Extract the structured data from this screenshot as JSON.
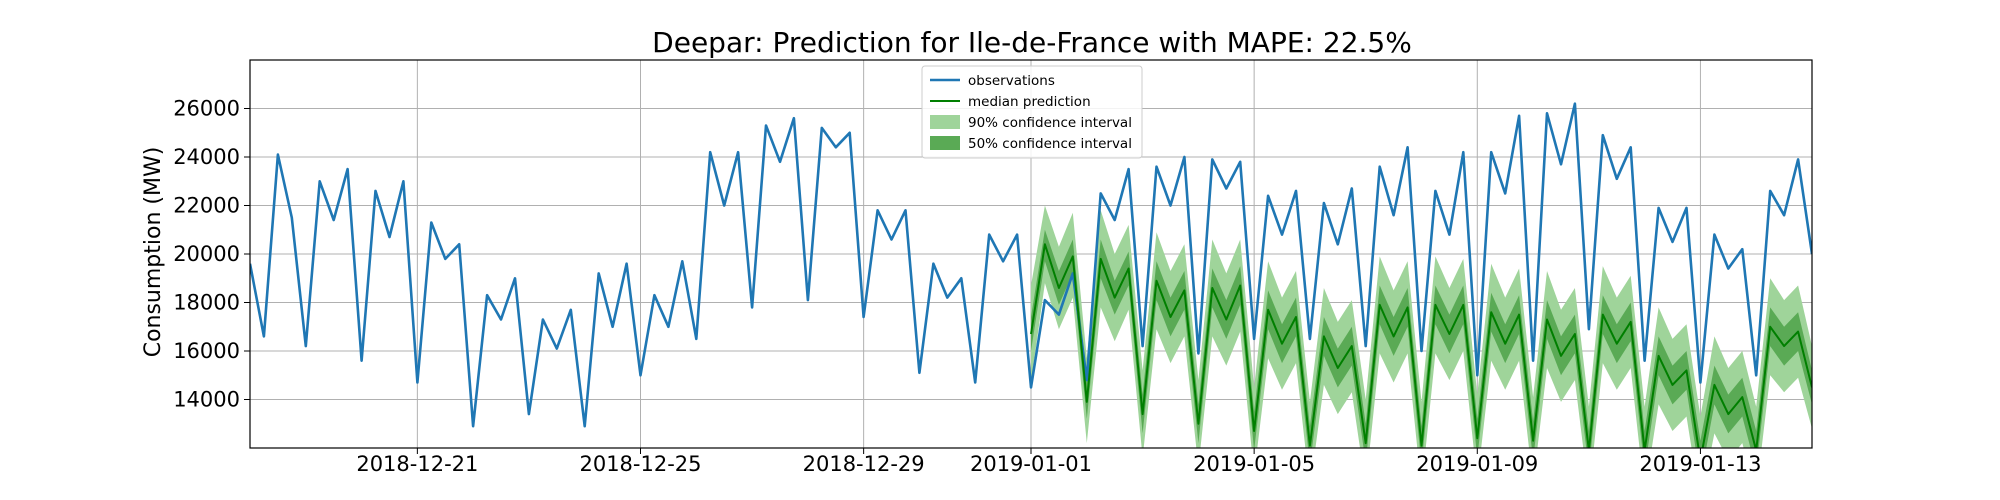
{
  "chart_data": {
    "type": "line",
    "title": "Deepar: Prediction for Ile-de-France with MAPE: 22.5%",
    "xlabel": "",
    "ylabel": "Consumption (MW)",
    "xlim": [
      "2018-12-18",
      "2019-01-15"
    ],
    "ylim": [
      12000,
      28000
    ],
    "grid": true,
    "legend_position": "top-center",
    "x_ticks": [
      "2018-12-21",
      "2018-12-25",
      "2018-12-29",
      "2019-01-01",
      "2019-01-05",
      "2019-01-09",
      "2019-01-13"
    ],
    "y_ticks": [
      14000,
      16000,
      18000,
      20000,
      22000,
      24000,
      26000
    ],
    "legend": [
      "observations",
      "median prediction",
      "90% confidence interval",
      "50% confidence interval"
    ],
    "colors": {
      "observations": "#1f77b4",
      "median": "#007f00",
      "ci90": "#9fd49a",
      "ci50": "#5aaa55"
    },
    "series": [
      {
        "name": "observations",
        "x": [
          "2018-12-18 00:00",
          "2018-12-18 06:00",
          "2018-12-18 12:00",
          "2018-12-18 18:00",
          "2018-12-19 00:00",
          "2018-12-19 06:00",
          "2018-12-19 12:00",
          "2018-12-19 18:00",
          "2018-12-20 00:00",
          "2018-12-20 06:00",
          "2018-12-20 12:00",
          "2018-12-20 18:00",
          "2018-12-21 00:00",
          "2018-12-21 06:00",
          "2018-12-21 12:00",
          "2018-12-21 18:00",
          "2018-12-22 00:00",
          "2018-12-22 06:00",
          "2018-12-22 12:00",
          "2018-12-22 18:00",
          "2018-12-23 00:00",
          "2018-12-23 06:00",
          "2018-12-23 12:00",
          "2018-12-23 18:00",
          "2018-12-24 00:00",
          "2018-12-24 06:00",
          "2018-12-24 12:00",
          "2018-12-24 18:00",
          "2018-12-25 00:00",
          "2018-12-25 06:00",
          "2018-12-25 12:00",
          "2018-12-25 18:00",
          "2018-12-26 00:00",
          "2018-12-26 06:00",
          "2018-12-26 12:00",
          "2018-12-26 18:00",
          "2018-12-27 00:00",
          "2018-12-27 06:00",
          "2018-12-27 12:00",
          "2018-12-27 18:00",
          "2018-12-28 00:00",
          "2018-12-28 06:00",
          "2018-12-28 12:00",
          "2018-12-28 18:00",
          "2018-12-29 00:00",
          "2018-12-29 06:00",
          "2018-12-29 12:00",
          "2018-12-29 18:00",
          "2018-12-30 00:00",
          "2018-12-30 06:00",
          "2018-12-30 12:00",
          "2018-12-30 18:00",
          "2018-12-31 00:00",
          "2018-12-31 06:00",
          "2018-12-31 12:00",
          "2018-12-31 18:00",
          "2019-01-01 00:00",
          "2019-01-01 06:00",
          "2019-01-01 12:00",
          "2019-01-01 18:00",
          "2019-01-02 00:00",
          "2019-01-02 06:00",
          "2019-01-02 12:00",
          "2019-01-02 18:00",
          "2019-01-03 00:00",
          "2019-01-03 06:00",
          "2019-01-03 12:00",
          "2019-01-03 18:00",
          "2019-01-04 00:00",
          "2019-01-04 06:00",
          "2019-01-04 12:00",
          "2019-01-04 18:00",
          "2019-01-05 00:00",
          "2019-01-05 06:00",
          "2019-01-05 12:00",
          "2019-01-05 18:00",
          "2019-01-06 00:00",
          "2019-01-06 06:00",
          "2019-01-06 12:00",
          "2019-01-06 18:00",
          "2019-01-07 00:00",
          "2019-01-07 06:00",
          "2019-01-07 12:00",
          "2019-01-07 18:00",
          "2019-01-08 00:00",
          "2019-01-08 06:00",
          "2019-01-08 12:00",
          "2019-01-08 18:00",
          "2019-01-09 00:00",
          "2019-01-09 06:00",
          "2019-01-09 12:00",
          "2019-01-09 18:00",
          "2019-01-10 00:00",
          "2019-01-10 06:00",
          "2019-01-10 12:00",
          "2019-01-10 18:00",
          "2019-01-11 00:00",
          "2019-01-11 06:00",
          "2019-01-11 12:00",
          "2019-01-11 18:00",
          "2019-01-12 00:00",
          "2019-01-12 06:00",
          "2019-01-12 12:00",
          "2019-01-12 18:00",
          "2019-01-13 00:00",
          "2019-01-13 06:00",
          "2019-01-13 12:00",
          "2019-01-13 18:00",
          "2019-01-14 00:00",
          "2019-01-14 06:00",
          "2019-01-14 12:00",
          "2019-01-14 18:00",
          "2019-01-15 00:00"
        ],
        "values": [
          19600,
          16600,
          24100,
          21500,
          16200,
          23000,
          21400,
          23500,
          15600,
          22600,
          20700,
          23000,
          14700,
          21300,
          19800,
          20400,
          12900,
          18300,
          17300,
          19000,
          13400,
          17300,
          16100,
          17700,
          12900,
          19200,
          17000,
          19600,
          15000,
          18300,
          17000,
          19700,
          16500,
          24200,
          22000,
          24200,
          17800,
          25300,
          23800,
          25600,
          18100,
          25200,
          24400,
          25000,
          17400,
          21800,
          20600,
          21800,
          15100,
          19600,
          18200,
          19000,
          14700,
          20800,
          19700,
          20800,
          14500,
          18100,
          17500,
          19200,
          14800,
          22500,
          21400,
          23500,
          16200,
          23600,
          22000,
          24000,
          15900,
          23900,
          22700,
          23800,
          16500,
          22400,
          20800,
          22600,
          16500,
          22100,
          20400,
          22700,
          16200,
          23600,
          21600,
          24400,
          16000,
          22600,
          20800,
          24200,
          15000,
          24200,
          22500,
          25700,
          15600,
          25800,
          23700,
          26200,
          16900,
          24900,
          23100,
          24400,
          15600,
          21900,
          20500,
          21900,
          14700,
          20800,
          19400,
          20200,
          15000,
          22600,
          21600,
          23900,
          20000
        ]
      },
      {
        "name": "median prediction",
        "x": [
          "2019-01-01 00:00",
          "2019-01-01 06:00",
          "2019-01-01 12:00",
          "2019-01-01 18:00",
          "2019-01-02 00:00",
          "2019-01-02 06:00",
          "2019-01-02 12:00",
          "2019-01-02 18:00",
          "2019-01-03 00:00",
          "2019-01-03 06:00",
          "2019-01-03 12:00",
          "2019-01-03 18:00",
          "2019-01-04 00:00",
          "2019-01-04 06:00",
          "2019-01-04 12:00",
          "2019-01-04 18:00",
          "2019-01-05 00:00",
          "2019-01-05 06:00",
          "2019-01-05 12:00",
          "2019-01-05 18:00",
          "2019-01-06 00:00",
          "2019-01-06 06:00",
          "2019-01-06 12:00",
          "2019-01-06 18:00",
          "2019-01-07 00:00",
          "2019-01-07 06:00",
          "2019-01-07 12:00",
          "2019-01-07 18:00",
          "2019-01-08 00:00",
          "2019-01-08 06:00",
          "2019-01-08 12:00",
          "2019-01-08 18:00",
          "2019-01-09 00:00",
          "2019-01-09 06:00",
          "2019-01-09 12:00",
          "2019-01-09 18:00",
          "2019-01-10 00:00",
          "2019-01-10 06:00",
          "2019-01-10 12:00",
          "2019-01-10 18:00",
          "2019-01-11 00:00",
          "2019-01-11 06:00",
          "2019-01-11 12:00",
          "2019-01-11 18:00",
          "2019-01-12 00:00",
          "2019-01-12 06:00",
          "2019-01-12 12:00",
          "2019-01-12 18:00",
          "2019-01-13 00:00",
          "2019-01-13 06:00",
          "2019-01-13 12:00",
          "2019-01-13 18:00",
          "2019-01-14 00:00",
          "2019-01-14 06:00",
          "2019-01-14 12:00",
          "2019-01-14 18:00",
          "2019-01-15 00:00"
        ],
        "values": [
          16700,
          20400,
          18600,
          19900,
          13900,
          19800,
          18200,
          19400,
          13400,
          18900,
          17400,
          18500,
          13000,
          18600,
          17300,
          18700,
          12700,
          17700,
          16300,
          17400,
          12100,
          16600,
          15300,
          16200,
          12200,
          17900,
          16600,
          17800,
          12100,
          17900,
          16700,
          17900,
          12400,
          17600,
          16300,
          17500,
          12300,
          17300,
          15800,
          16700,
          11900,
          17500,
          16300,
          17200,
          11900,
          15800,
          14600,
          15200,
          11500,
          14600,
          13400,
          14100,
          11900,
          17000,
          16200,
          16800,
          14500
        ],
        "ci50_low": [
          16000,
          19700,
          17900,
          19200,
          13200,
          19000,
          17500,
          18700,
          12600,
          18100,
          16600,
          17700,
          12200,
          17800,
          16500,
          17900,
          11900,
          16900,
          15500,
          16600,
          11300,
          15800,
          14500,
          15400,
          11400,
          17100,
          15800,
          17000,
          11300,
          17100,
          15900,
          17100,
          11600,
          16800,
          15500,
          16700,
          11500,
          16500,
          15000,
          15900,
          11100,
          16700,
          15500,
          16400,
          11100,
          15000,
          13800,
          14400,
          10700,
          13800,
          12600,
          13300,
          11100,
          16200,
          15400,
          16000,
          13800
        ],
        "ci50_high": [
          17400,
          21000,
          19300,
          20600,
          14700,
          20600,
          18900,
          20100,
          14200,
          19700,
          18200,
          19300,
          13800,
          19400,
          18100,
          19500,
          13500,
          18500,
          17100,
          18200,
          12900,
          17400,
          16100,
          17000,
          13000,
          18700,
          17400,
          18600,
          12900,
          18700,
          17500,
          18700,
          13200,
          18400,
          17100,
          18300,
          13100,
          18100,
          16600,
          17500,
          12700,
          18300,
          17100,
          18000,
          12700,
          16600,
          15400,
          16000,
          12300,
          15400,
          14200,
          14900,
          12700,
          17800,
          17000,
          17600,
          15200
        ],
        "ci90_low": [
          14700,
          18800,
          16900,
          18200,
          12200,
          17800,
          16400,
          17700,
          11600,
          16900,
          15500,
          16600,
          11200,
          16600,
          15400,
          16800,
          10900,
          15700,
          14400,
          15500,
          10300,
          14600,
          13400,
          14300,
          10400,
          15900,
          14700,
          15900,
          10300,
          15900,
          14800,
          16000,
          10600,
          15600,
          14400,
          15600,
          10500,
          15300,
          13900,
          14800,
          10100,
          15500,
          14400,
          15300,
          10100,
          13800,
          12700,
          13300,
          9700,
          12600,
          11500,
          12200,
          10100,
          15000,
          14300,
          14900,
          12800
        ],
        "ci90_high": [
          18700,
          22000,
          20300,
          21700,
          15700,
          21800,
          20000,
          21200,
          15200,
          20900,
          19300,
          20400,
          14800,
          20600,
          19200,
          20600,
          14500,
          19700,
          18200,
          19300,
          13900,
          18600,
          17200,
          18100,
          14000,
          19900,
          18500,
          19700,
          13900,
          19900,
          18600,
          19800,
          14200,
          19600,
          18200,
          19400,
          14100,
          19300,
          17700,
          18600,
          13700,
          19500,
          18200,
          19100,
          13700,
          17800,
          16500,
          17100,
          13300,
          16600,
          15300,
          16000,
          13700,
          19000,
          18100,
          18700,
          16200
        ]
      }
    ]
  }
}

* * * * * * *

Problem to solve.
Which lines hold the string "median"? Copy all of them from the data above.

Correct response.
      "median prediction",
      "median": "#007f00",
        "name": "median prediction",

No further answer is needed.